(Dataset entries)
:::

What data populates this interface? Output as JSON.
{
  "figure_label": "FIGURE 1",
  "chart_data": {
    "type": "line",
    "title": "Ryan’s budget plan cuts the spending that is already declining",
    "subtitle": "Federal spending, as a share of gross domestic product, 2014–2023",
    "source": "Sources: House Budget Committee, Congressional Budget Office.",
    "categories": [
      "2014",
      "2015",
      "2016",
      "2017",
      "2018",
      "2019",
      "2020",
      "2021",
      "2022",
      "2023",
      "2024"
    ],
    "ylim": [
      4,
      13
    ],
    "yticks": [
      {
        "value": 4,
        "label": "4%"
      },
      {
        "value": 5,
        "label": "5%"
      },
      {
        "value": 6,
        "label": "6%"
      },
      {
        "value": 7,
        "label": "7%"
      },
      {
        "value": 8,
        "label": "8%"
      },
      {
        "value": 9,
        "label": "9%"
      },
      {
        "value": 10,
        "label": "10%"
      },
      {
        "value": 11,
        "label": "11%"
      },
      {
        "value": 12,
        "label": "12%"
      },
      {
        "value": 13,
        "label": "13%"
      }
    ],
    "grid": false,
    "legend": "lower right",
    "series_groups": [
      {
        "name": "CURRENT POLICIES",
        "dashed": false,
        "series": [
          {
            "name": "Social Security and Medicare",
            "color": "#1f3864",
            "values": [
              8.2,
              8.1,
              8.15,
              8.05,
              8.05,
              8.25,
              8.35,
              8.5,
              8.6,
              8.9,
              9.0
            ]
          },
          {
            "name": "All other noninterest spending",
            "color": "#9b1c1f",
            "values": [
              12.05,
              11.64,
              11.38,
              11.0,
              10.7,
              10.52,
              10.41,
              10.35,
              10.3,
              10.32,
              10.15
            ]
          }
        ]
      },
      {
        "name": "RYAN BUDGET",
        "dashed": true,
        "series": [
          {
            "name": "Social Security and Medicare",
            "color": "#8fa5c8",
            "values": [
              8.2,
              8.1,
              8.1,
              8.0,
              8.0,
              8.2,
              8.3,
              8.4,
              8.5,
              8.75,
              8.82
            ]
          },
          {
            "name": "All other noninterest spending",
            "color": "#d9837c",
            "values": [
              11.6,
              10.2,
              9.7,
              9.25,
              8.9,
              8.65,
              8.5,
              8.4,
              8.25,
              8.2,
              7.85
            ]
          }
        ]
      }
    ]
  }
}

:::

*Goal*: Copy all of the material word for word.

*Answer to the task*:
What data populates this interface? Output as JSON.
{
  "figure_label": "FIGURE 1",
  "chart_data": {
    "type": "line",
    "title": "Ryan’s budget plan cuts the spending that is already declining",
    "subtitle": "Federal spending, as a share of gross domestic product, 2014–2023",
    "source": "Sources: House Budget Committee, Congressional Budget Office.",
    "categories": [
      "2014",
      "2015",
      "2016",
      "2017",
      "2018",
      "2019",
      "2020",
      "2021",
      "2022",
      "2023",
      "2024"
    ],
    "ylim": [
      4,
      13
    ],
    "yticks": [
      {
        "value": 4,
        "label": "4%"
      },
      {
        "value": 5,
        "label": "5%"
      },
      {
        "value": 6,
        "label": "6%"
      },
      {
        "value": 7,
        "label": "7%"
      },
      {
        "value": 8,
        "label": "8%"
      },
      {
        "value": 9,
        "label": "9%"
      },
      {
        "value": 10,
        "label": "10%"
      },
      {
        "value": 11,
        "label": "11%"
      },
      {
        "value": 12,
        "label": "12%"
      },
      {
        "value": 13,
        "label": "13%"
      }
    ],
    "grid": false,
    "legend": "lower right",
    "series_groups": [
      {
        "name": "CURRENT POLICIES",
        "dashed": false,
        "series": [
          {
            "name": "Social Security and Medicare",
            "color": "#1f3864",
            "values": [
              8.2,
              8.1,
              8.15,
              8.05,
              8.05,
              8.25,
              8.35,
              8.5,
              8.6,
              8.9,
              9.0
            ]
          },
          {
            "name": "All other noninterest spending",
            "color": "#9b1c1f",
            "values": [
              12.05,
              11.64,
              11.38,
              11.0,
              10.7,
              10.52,
              10.41,
              10.35,
              10.3,
              10.32,
              10.15
            ]
          }
        ]
      },
      {
        "name": "RYAN BUDGET",
        "dashed": true,
        "series": [
          {
            "name": "Social Security and Medicare",
            "color": "#8fa5c8",
            "values": [
              8.2,
              8.1,
              8.1,
              8.0,
              8.0,
              8.2,
              8.3,
              8.4,
              8.5,
              8.75,
              8.82
            ]
          },
          {
            "name": "All other noninterest spending",
            "color": "#d9837c",
            "values": [
              11.6,
              10.2,
              9.7,
              9.25,
              8.9,
              8.65,
              8.5,
              8.4,
              8.25,
              8.2,
              7.85
            ]
          }
        ]
      }
    ]
  }
}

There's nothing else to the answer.